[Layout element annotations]
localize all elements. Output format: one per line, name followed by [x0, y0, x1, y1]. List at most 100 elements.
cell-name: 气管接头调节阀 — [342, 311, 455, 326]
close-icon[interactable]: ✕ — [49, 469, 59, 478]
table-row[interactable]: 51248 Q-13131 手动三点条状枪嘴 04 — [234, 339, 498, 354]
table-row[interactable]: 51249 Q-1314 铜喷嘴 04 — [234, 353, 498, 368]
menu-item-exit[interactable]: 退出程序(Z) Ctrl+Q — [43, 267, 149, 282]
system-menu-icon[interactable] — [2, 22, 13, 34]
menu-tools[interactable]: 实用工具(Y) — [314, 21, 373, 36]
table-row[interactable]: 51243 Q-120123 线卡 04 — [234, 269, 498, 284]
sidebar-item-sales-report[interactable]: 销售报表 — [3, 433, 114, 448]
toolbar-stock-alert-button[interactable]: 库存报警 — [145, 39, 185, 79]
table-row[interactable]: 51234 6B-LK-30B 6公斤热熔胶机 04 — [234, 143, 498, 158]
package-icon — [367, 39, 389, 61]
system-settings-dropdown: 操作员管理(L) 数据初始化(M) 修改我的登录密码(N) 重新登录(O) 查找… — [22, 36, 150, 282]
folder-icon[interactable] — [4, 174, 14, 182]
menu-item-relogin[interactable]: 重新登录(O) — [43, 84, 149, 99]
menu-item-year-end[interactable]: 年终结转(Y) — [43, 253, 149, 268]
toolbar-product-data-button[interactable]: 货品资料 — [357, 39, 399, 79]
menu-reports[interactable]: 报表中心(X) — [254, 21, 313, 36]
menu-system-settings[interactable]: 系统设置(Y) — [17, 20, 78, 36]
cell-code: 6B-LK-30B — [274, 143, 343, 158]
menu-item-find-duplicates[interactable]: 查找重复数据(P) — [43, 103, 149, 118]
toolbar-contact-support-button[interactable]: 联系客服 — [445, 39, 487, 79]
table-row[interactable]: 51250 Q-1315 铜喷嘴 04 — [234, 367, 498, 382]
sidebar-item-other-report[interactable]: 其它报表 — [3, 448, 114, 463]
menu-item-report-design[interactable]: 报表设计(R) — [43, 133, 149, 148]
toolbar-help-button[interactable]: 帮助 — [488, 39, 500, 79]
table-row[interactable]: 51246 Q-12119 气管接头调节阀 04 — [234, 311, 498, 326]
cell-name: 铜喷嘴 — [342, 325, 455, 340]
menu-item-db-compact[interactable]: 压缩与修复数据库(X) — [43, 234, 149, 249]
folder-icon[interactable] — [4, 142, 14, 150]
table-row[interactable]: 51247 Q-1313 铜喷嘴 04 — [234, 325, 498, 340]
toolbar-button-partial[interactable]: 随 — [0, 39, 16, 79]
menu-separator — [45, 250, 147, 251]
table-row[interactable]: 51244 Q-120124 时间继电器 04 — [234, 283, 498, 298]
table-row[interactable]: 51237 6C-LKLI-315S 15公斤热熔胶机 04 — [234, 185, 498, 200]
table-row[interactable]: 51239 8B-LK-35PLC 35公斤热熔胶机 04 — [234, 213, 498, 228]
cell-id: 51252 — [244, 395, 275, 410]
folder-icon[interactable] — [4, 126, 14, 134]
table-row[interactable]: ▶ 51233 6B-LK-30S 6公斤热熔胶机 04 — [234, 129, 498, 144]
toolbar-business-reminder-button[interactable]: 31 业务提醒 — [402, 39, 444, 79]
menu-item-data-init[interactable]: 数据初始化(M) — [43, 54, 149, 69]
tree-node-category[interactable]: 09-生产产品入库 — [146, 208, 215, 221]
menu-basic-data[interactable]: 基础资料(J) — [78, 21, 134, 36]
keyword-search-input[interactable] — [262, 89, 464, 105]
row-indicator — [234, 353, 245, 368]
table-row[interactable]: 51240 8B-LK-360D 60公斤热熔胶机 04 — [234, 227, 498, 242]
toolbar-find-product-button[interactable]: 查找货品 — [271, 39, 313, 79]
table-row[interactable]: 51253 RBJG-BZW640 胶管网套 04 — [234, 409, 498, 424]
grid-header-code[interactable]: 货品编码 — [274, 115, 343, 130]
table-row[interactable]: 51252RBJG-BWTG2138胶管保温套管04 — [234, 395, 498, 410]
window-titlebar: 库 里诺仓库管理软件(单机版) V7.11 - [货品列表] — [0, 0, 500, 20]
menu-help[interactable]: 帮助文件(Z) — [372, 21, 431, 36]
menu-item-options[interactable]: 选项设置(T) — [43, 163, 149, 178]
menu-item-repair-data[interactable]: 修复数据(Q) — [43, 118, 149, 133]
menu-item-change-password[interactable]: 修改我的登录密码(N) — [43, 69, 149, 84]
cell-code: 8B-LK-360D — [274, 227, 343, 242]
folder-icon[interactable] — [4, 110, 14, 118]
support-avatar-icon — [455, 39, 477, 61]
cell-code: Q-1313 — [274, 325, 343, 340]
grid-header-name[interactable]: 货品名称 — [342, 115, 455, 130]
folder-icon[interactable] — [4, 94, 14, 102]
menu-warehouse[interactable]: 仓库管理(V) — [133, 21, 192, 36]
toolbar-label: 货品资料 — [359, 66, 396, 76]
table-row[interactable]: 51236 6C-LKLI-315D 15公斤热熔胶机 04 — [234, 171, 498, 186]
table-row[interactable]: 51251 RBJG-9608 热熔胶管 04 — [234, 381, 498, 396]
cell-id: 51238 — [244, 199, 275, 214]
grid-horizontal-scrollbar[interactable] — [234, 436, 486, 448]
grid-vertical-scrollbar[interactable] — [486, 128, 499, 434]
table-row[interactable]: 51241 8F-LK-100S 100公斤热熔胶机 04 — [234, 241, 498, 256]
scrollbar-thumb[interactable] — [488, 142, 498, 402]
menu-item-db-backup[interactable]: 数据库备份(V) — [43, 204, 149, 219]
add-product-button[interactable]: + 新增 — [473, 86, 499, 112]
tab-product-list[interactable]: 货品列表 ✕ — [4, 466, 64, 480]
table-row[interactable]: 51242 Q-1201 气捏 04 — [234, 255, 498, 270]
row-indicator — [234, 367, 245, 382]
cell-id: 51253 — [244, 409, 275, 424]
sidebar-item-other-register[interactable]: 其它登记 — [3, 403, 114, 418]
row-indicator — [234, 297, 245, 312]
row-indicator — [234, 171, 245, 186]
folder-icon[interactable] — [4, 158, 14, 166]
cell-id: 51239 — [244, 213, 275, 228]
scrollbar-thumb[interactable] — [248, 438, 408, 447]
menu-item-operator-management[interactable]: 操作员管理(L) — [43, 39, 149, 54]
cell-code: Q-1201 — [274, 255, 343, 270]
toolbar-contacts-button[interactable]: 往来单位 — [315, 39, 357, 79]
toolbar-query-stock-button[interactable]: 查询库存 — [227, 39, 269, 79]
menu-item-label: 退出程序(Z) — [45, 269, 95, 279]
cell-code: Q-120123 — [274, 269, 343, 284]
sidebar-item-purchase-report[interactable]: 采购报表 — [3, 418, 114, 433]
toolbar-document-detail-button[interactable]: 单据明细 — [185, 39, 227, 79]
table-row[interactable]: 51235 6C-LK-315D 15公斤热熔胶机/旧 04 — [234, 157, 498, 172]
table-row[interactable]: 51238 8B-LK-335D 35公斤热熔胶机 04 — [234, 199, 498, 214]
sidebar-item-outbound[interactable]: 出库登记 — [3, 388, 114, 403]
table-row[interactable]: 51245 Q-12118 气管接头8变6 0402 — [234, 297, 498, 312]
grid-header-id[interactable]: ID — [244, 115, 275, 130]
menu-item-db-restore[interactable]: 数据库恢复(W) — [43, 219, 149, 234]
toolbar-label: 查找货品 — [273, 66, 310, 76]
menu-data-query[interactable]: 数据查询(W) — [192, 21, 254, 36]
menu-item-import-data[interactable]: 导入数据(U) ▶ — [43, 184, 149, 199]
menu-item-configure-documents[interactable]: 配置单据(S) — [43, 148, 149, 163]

* * *

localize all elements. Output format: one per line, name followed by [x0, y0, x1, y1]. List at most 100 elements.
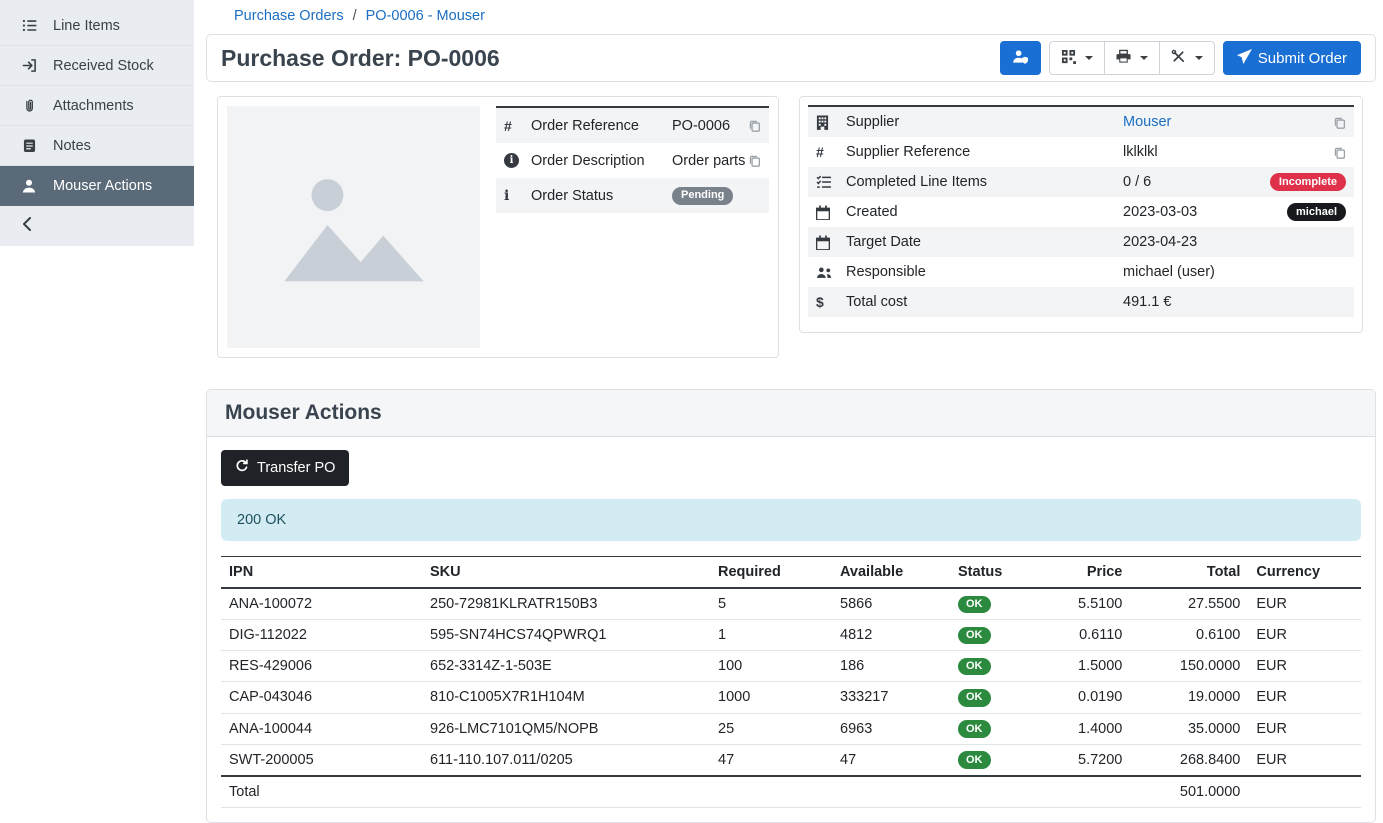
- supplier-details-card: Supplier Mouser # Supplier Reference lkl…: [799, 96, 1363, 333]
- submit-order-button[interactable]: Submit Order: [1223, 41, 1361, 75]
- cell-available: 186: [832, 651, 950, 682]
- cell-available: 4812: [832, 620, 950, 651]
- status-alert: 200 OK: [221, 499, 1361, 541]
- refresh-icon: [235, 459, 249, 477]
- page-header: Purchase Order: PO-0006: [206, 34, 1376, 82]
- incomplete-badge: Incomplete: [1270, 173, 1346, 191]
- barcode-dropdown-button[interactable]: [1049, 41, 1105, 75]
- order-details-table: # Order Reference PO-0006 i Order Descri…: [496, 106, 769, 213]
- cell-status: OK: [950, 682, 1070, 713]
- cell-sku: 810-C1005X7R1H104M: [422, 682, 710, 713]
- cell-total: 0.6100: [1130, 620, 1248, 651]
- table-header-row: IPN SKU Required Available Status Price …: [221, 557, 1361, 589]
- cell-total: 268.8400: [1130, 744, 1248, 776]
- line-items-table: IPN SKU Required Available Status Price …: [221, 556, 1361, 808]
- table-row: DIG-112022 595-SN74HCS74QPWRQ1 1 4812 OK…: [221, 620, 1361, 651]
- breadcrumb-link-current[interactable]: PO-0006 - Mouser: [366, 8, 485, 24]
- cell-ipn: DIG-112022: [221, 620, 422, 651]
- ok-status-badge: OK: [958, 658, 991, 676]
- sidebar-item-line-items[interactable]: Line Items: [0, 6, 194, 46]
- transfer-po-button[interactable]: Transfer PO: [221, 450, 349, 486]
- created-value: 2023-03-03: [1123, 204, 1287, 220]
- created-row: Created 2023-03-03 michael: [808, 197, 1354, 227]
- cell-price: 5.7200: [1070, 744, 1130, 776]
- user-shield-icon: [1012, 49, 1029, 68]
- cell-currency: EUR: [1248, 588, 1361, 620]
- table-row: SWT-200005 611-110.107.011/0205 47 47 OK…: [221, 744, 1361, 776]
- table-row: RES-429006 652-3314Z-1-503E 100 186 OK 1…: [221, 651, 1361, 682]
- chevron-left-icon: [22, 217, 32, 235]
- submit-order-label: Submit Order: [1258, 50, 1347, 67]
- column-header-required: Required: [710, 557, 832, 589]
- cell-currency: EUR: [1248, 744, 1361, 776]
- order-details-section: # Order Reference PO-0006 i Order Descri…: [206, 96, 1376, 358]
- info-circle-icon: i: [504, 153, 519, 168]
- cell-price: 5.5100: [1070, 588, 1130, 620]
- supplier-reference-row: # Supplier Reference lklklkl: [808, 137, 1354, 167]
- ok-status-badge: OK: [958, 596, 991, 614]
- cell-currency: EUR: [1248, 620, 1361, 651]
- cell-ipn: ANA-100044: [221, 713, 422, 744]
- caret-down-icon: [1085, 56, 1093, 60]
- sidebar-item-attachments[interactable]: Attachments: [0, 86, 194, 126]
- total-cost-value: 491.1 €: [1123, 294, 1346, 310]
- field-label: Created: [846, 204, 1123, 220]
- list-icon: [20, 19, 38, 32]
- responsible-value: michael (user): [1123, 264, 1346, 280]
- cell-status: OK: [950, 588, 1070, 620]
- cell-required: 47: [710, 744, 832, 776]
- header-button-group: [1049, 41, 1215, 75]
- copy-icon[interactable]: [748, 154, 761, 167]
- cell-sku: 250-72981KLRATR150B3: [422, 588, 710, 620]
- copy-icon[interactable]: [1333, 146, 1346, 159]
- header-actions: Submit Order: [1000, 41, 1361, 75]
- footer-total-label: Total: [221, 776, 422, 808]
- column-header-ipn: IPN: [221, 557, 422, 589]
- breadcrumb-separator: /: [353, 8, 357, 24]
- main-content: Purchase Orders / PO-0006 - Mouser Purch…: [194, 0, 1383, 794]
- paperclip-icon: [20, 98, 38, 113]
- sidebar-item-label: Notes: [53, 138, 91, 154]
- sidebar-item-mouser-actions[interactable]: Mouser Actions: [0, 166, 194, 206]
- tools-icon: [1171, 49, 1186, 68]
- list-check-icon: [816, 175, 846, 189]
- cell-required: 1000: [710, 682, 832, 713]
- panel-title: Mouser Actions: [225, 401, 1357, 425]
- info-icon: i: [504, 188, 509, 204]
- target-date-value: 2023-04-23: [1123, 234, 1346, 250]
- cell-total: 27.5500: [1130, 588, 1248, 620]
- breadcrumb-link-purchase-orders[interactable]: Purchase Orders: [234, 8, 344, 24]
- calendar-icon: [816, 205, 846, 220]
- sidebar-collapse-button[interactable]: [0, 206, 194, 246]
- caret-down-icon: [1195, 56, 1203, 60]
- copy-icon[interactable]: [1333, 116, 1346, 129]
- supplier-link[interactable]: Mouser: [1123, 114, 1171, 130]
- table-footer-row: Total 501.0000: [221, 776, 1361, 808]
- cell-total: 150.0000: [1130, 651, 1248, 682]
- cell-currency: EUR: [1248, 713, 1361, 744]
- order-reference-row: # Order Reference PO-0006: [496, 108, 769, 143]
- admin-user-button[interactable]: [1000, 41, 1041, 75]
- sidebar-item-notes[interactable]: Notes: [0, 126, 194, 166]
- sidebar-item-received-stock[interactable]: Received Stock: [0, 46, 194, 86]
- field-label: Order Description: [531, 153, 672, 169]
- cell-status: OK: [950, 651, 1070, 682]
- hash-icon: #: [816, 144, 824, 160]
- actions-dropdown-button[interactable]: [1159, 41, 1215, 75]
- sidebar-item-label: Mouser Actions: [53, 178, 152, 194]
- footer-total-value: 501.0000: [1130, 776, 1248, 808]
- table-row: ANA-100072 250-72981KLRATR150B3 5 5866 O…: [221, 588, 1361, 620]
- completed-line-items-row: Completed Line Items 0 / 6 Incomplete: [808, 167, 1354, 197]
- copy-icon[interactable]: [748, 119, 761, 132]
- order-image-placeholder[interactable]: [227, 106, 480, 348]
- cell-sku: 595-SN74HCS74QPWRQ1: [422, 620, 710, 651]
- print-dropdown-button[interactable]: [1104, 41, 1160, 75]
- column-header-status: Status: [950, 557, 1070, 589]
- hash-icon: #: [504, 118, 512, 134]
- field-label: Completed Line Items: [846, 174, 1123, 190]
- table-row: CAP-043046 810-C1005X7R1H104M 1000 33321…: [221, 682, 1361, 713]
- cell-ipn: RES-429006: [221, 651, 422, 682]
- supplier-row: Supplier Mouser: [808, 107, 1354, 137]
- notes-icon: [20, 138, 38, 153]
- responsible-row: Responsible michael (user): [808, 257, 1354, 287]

§ **Task instructions**
Rewrite the lines of the material between the line holding "- supplier-details-card: Supplier" and the line holding "- refresh-icon: [235, 459, 249, 477]", inclusive, as a numbered list, dropping any blank lines.

§ **Solution below**
1. - supplier-details-card: Supplier Mouser # Supplier Reference lkl…: [799, 96, 1363, 333]
2. - submit-order-button[interactable]: Submit Order: [1223, 41, 1361, 75]
3. - cell-available: 186: [832, 651, 950, 682]
4. - cell-available: 4812: [832, 620, 950, 651]
5. - status-alert: 200 OK: [221, 499, 1361, 541]
6. - refresh-icon: [235, 459, 249, 477]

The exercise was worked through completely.